» **What to do**: Set down the records once more, please, exactly and with the pictures left out.

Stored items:

+ + + + + + +

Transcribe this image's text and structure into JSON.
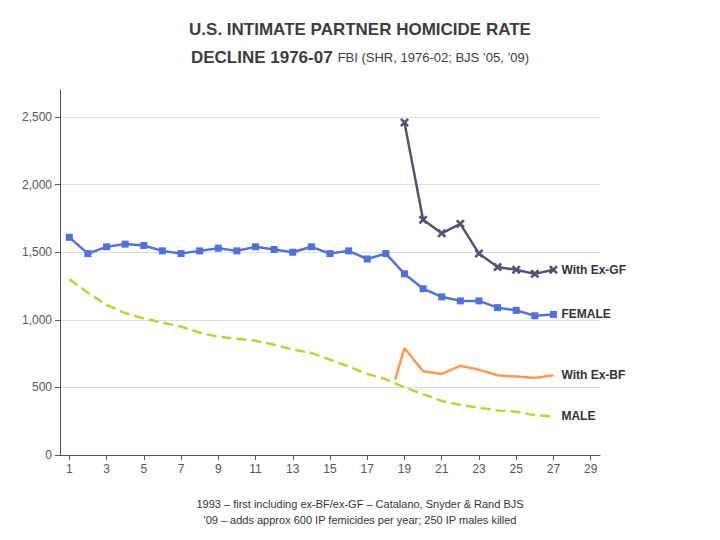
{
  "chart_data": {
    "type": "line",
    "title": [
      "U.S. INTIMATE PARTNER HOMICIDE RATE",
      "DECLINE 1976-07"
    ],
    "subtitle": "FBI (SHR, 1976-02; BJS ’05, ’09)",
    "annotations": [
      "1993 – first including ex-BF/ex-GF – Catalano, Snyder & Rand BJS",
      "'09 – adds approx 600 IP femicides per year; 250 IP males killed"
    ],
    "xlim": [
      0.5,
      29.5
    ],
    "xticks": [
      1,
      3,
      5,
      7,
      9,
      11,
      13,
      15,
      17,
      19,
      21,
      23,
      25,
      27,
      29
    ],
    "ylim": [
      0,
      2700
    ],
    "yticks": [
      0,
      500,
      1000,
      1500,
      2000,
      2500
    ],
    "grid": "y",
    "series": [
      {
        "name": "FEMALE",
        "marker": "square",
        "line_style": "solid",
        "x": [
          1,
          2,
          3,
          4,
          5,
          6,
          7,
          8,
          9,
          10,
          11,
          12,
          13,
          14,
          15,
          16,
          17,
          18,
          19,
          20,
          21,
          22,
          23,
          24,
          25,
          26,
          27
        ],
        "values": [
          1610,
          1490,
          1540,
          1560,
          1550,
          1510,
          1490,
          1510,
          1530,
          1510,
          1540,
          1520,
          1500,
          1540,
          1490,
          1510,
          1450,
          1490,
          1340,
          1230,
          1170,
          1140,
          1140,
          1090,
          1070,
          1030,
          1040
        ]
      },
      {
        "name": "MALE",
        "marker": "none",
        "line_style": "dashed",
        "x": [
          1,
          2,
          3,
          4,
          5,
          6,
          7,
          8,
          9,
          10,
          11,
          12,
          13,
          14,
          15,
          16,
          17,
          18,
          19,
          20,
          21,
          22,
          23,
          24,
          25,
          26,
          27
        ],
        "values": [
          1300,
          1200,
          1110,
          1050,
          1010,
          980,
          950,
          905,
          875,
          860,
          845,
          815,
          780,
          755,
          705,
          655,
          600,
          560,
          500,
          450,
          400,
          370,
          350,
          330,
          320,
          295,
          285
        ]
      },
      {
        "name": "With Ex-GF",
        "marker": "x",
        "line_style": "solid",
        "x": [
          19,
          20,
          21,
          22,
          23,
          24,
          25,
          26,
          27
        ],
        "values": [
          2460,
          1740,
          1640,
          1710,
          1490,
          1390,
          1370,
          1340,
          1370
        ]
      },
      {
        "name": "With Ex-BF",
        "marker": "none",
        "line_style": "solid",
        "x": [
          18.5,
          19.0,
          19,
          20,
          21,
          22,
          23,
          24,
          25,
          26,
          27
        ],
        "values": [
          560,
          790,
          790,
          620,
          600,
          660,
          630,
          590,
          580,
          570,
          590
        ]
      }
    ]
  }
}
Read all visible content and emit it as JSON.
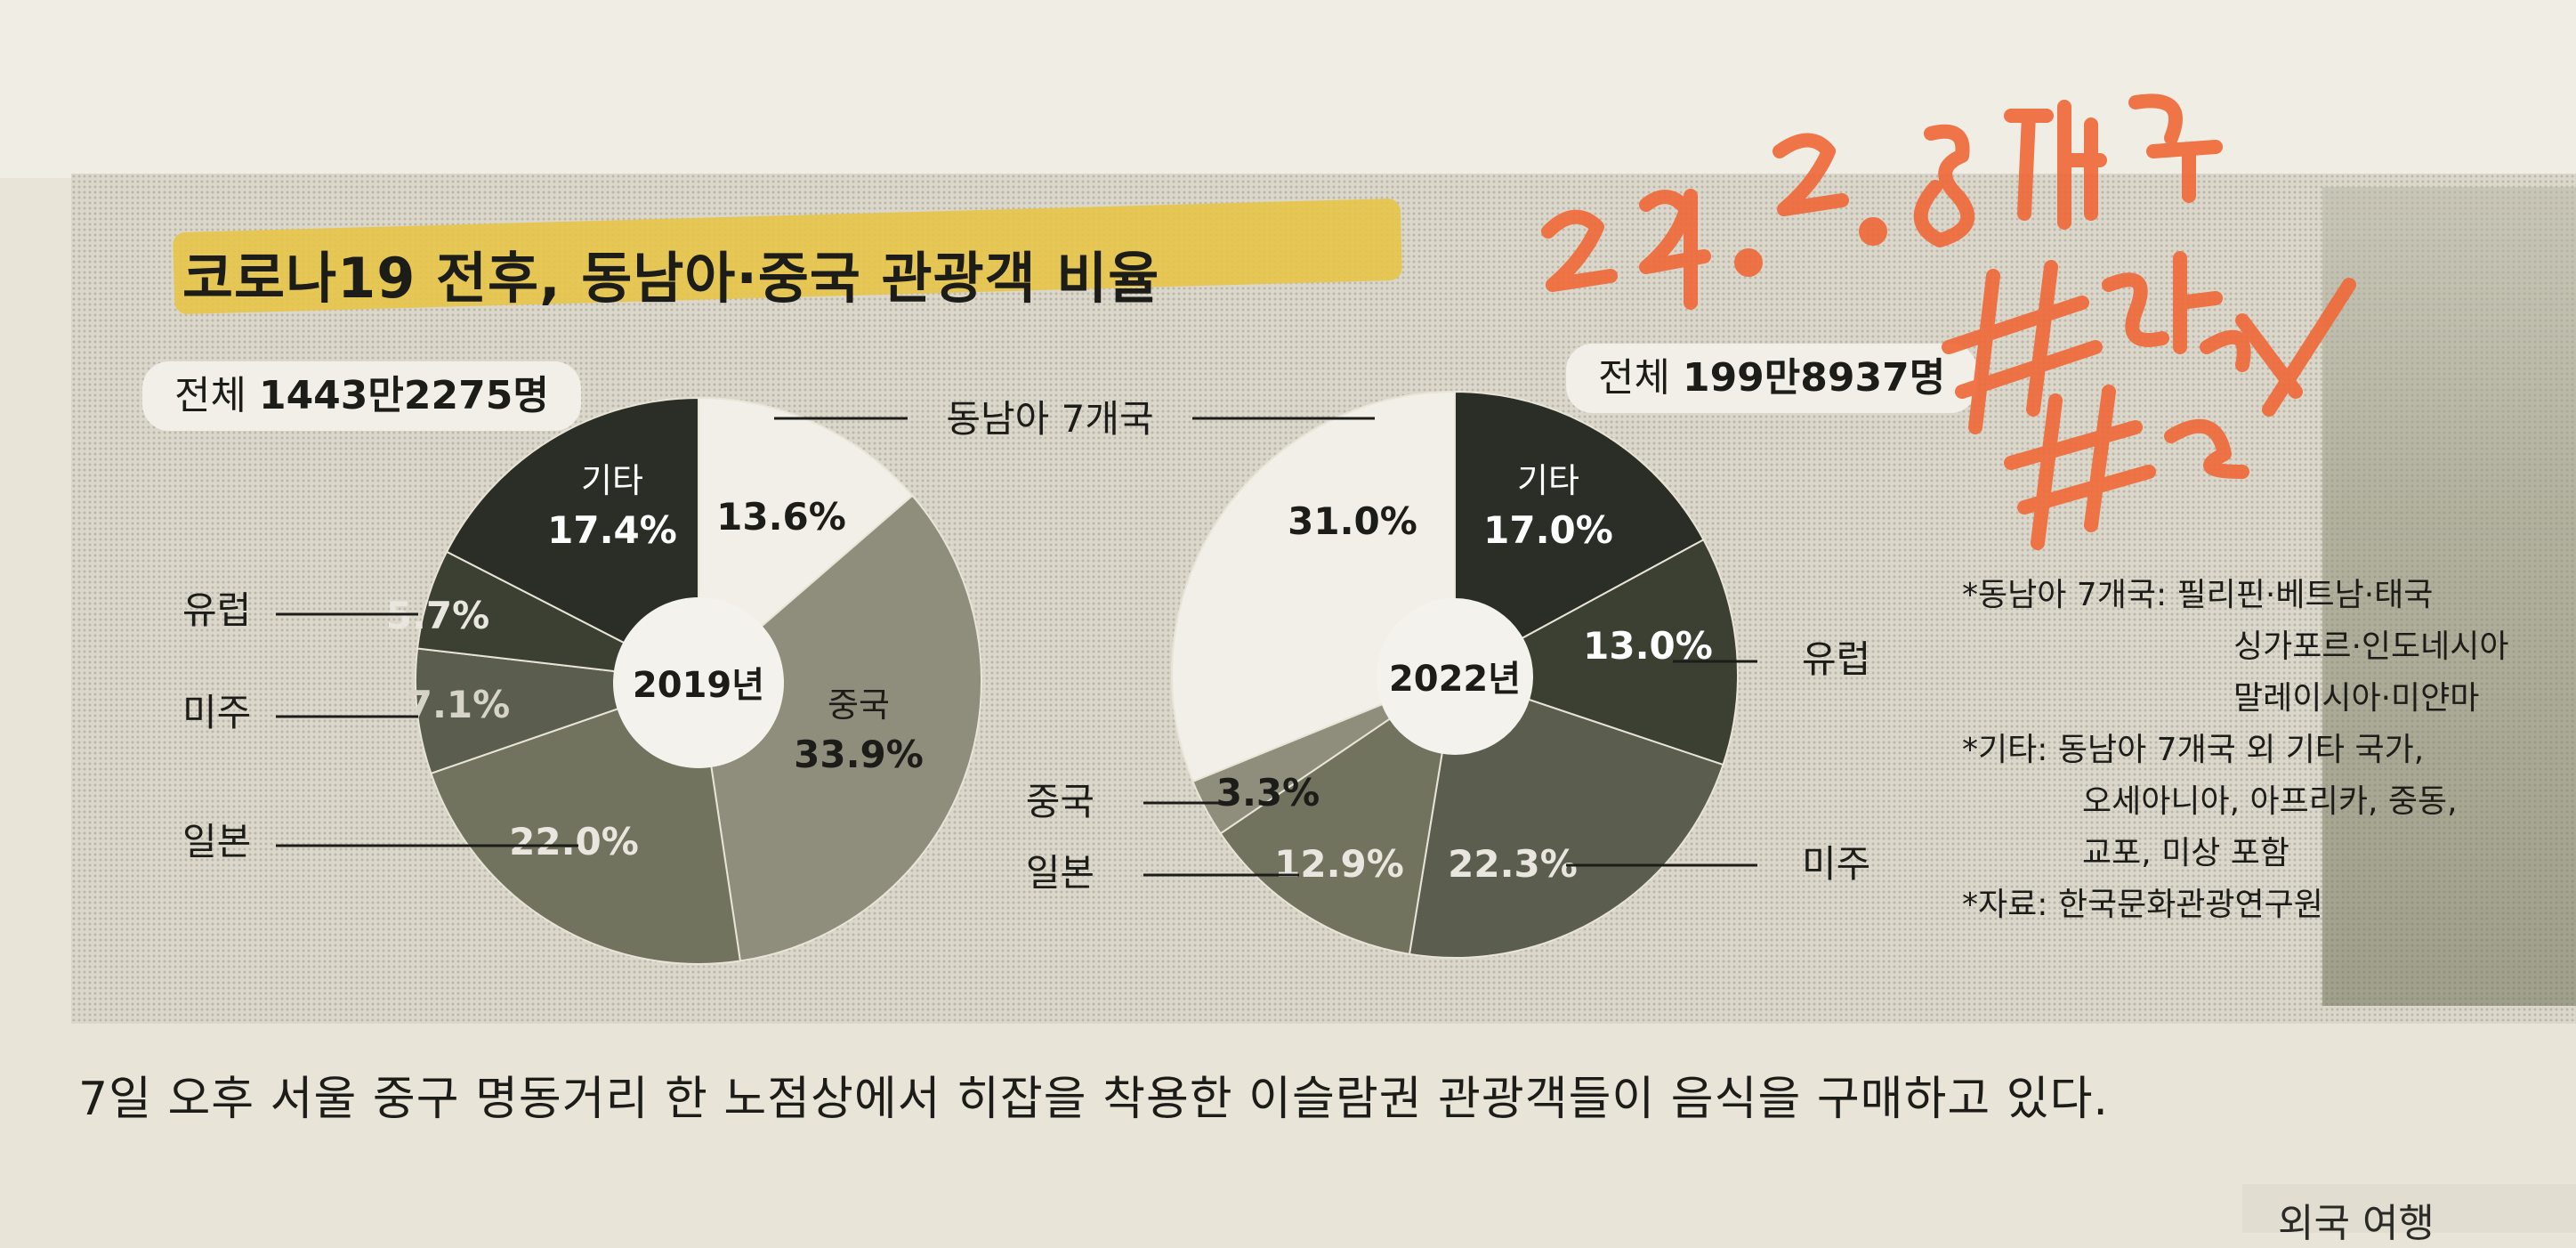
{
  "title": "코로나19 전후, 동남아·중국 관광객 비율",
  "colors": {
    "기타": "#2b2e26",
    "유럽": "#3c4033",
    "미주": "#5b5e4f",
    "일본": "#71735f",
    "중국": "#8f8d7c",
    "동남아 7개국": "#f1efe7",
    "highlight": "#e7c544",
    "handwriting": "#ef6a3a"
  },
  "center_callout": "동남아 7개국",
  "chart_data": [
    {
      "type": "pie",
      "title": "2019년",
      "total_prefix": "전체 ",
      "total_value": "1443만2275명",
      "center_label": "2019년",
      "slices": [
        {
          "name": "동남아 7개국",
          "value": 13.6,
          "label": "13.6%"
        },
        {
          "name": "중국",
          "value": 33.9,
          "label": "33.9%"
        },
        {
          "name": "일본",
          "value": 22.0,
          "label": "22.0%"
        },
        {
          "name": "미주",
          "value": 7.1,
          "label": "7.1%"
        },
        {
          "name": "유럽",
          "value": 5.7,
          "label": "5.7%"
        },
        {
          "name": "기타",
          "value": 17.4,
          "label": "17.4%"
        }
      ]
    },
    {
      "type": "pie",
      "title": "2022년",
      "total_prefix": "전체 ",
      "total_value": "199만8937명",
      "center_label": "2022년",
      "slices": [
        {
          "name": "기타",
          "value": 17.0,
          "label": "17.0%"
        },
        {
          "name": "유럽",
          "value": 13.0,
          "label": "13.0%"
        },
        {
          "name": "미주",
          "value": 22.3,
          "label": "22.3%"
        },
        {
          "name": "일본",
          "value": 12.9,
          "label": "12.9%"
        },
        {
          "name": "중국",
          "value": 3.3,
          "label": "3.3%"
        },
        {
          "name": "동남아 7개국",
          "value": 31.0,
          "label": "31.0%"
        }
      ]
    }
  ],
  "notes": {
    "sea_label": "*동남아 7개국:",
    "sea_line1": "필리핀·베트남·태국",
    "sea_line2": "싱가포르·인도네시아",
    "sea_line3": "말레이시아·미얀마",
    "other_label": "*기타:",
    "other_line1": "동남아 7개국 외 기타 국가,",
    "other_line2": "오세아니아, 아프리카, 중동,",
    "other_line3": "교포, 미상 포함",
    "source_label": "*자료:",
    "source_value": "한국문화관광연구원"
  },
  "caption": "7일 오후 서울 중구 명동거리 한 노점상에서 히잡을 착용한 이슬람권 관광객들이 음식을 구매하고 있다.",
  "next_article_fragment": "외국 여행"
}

+ + + + + + +

» **Full answer**:
Transcribe this image's text and structure into JSON.
{
  "chart_data": {
    "type": "line",
    "title": [
      "U.S. INTIMATE PARTNER HOMICIDE RATE",
      "DECLINE 1976-07"
    ],
    "subtitle": "FBI (SHR, 1976-02; BJS ’05, ’09)",
    "annotations": [
      "1993 – first including ex-BF/ex-GF – Catalano, Snyder & Rand BJS",
      "'09 – adds approx 600 IP femicides per year; 250 IP males killed"
    ],
    "xlim": [
      0.5,
      29.5
    ],
    "xticks": [
      1,
      3,
      5,
      7,
      9,
      11,
      13,
      15,
      17,
      19,
      21,
      23,
      25,
      27,
      29
    ],
    "ylim": [
      0,
      2700
    ],
    "yticks": [
      0,
      500,
      1000,
      1500,
      2000,
      2500
    ],
    "grid": "y",
    "series": [
      {
        "name": "FEMALE",
        "marker": "square",
        "line_style": "solid",
        "x": [
          1,
          2,
          3,
          4,
          5,
          6,
          7,
          8,
          9,
          10,
          11,
          12,
          13,
          14,
          15,
          16,
          17,
          18,
          19,
          20,
          21,
          22,
          23,
          24,
          25,
          26,
          27
        ],
        "values": [
          1610,
          1490,
          1540,
          1560,
          1550,
          1510,
          1490,
          1510,
          1530,
          1510,
          1540,
          1520,
          1500,
          1540,
          1490,
          1510,
          1450,
          1490,
          1340,
          1230,
          1170,
          1140,
          1140,
          1090,
          1070,
          1030,
          1040
        ]
      },
      {
        "name": "MALE",
        "marker": "none",
        "line_style": "dashed",
        "x": [
          1,
          2,
          3,
          4,
          5,
          6,
          7,
          8,
          9,
          10,
          11,
          12,
          13,
          14,
          15,
          16,
          17,
          18,
          19,
          20,
          21,
          22,
          23,
          24,
          25,
          26,
          27
        ],
        "values": [
          1300,
          1200,
          1110,
          1050,
          1010,
          980,
          950,
          905,
          875,
          860,
          845,
          815,
          780,
          755,
          705,
          655,
          600,
          560,
          500,
          450,
          400,
          370,
          350,
          330,
          320,
          295,
          285
        ]
      },
      {
        "name": "With Ex-GF",
        "marker": "x",
        "line_style": "solid",
        "x": [
          19,
          20,
          21,
          22,
          23,
          24,
          25,
          26,
          27
        ],
        "values": [
          2460,
          1740,
          1640,
          1710,
          1490,
          1390,
          1370,
          1340,
          1370
        ]
      },
      {
        "name": "With Ex-BF",
        "marker": "none",
        "line_style": "solid",
        "x": [
          18.5,
          19.0,
          19,
          20,
          21,
          22,
          23,
          24,
          25,
          26,
          27
        ],
        "values": [
          560,
          790,
          790,
          620,
          600,
          660,
          630,
          590,
          580,
          570,
          590
        ]
      }
    ]
  }
}
Read all visible content and emit it as JSON.
{
  "title": "코로나19 전후, 동남아·중국 관광객 비율",
  "colors": {
    "기타": "#2b2e26",
    "유럽": "#3c4033",
    "미주": "#5b5e4f",
    "일본": "#71735f",
    "중국": "#8f8d7c",
    "동남아 7개국": "#f1efe7",
    "highlight": "#e7c544",
    "handwriting": "#ef6a3a"
  },
  "center_callout": "동남아 7개국",
  "chart_data": [
    {
      "type": "pie",
      "title": "2019년",
      "total_prefix": "전체 ",
      "total_value": "1443만2275명",
      "center_label": "2019년",
      "slices": [
        {
          "name": "동남아 7개국",
          "value": 13.6,
          "label": "13.6%"
        },
        {
          "name": "중국",
          "value": 33.9,
          "label": "33.9%"
        },
        {
          "name": "일본",
          "value": 22.0,
          "label": "22.0%"
        },
        {
          "name": "미주",
          "value": 7.1,
          "label": "7.1%"
        },
        {
          "name": "유럽",
          "value": 5.7,
          "label": "5.7%"
        },
        {
          "name": "기타",
          "value": 17.4,
          "label": "17.4%"
        }
      ]
    },
    {
      "type": "pie",
      "title": "2022년",
      "total_prefix": "전체 ",
      "total_value": "199만8937명",
      "center_label": "2022년",
      "slices": [
        {
          "name": "기타",
          "value": 17.0,
          "label": "17.0%"
        },
        {
          "name": "유럽",
          "value": 13.0,
          "label": "13.0%"
        },
        {
          "name": "미주",
          "value": 22.3,
          "label": "22.3%"
        },
        {
          "name": "일본",
          "value": 12.9,
          "label": "12.9%"
        },
        {
          "name": "중국",
          "value": 3.3,
          "label": "3.3%"
        },
        {
          "name": "동남아 7개국",
          "value": 31.0,
          "label": "31.0%"
        }
      ]
    }
  ],
  "notes": {
    "sea_label": "*동남아 7개국:",
    "sea_line1": "필리핀·베트남·태국",
    "sea_line2": "싱가포르·인도네시아",
    "sea_line3": "말레이시아·미얀마",
    "other_label": "*기타:",
    "other_line1": "동남아 7개국 외 기타 국가,",
    "other_line2": "오세아니아, 아프리카, 중동,",
    "other_line3": "교포, 미상 포함",
    "source_label": "*자료:",
    "source_value": "한국문화관광연구원"
  },
  "caption": "7일 오후 서울 중구 명동거리 한 노점상에서 히잡을 착용한 이슬람권 관광객들이 음식을 구매하고 있다.",
  "next_article_fragment": "외국 여행"
}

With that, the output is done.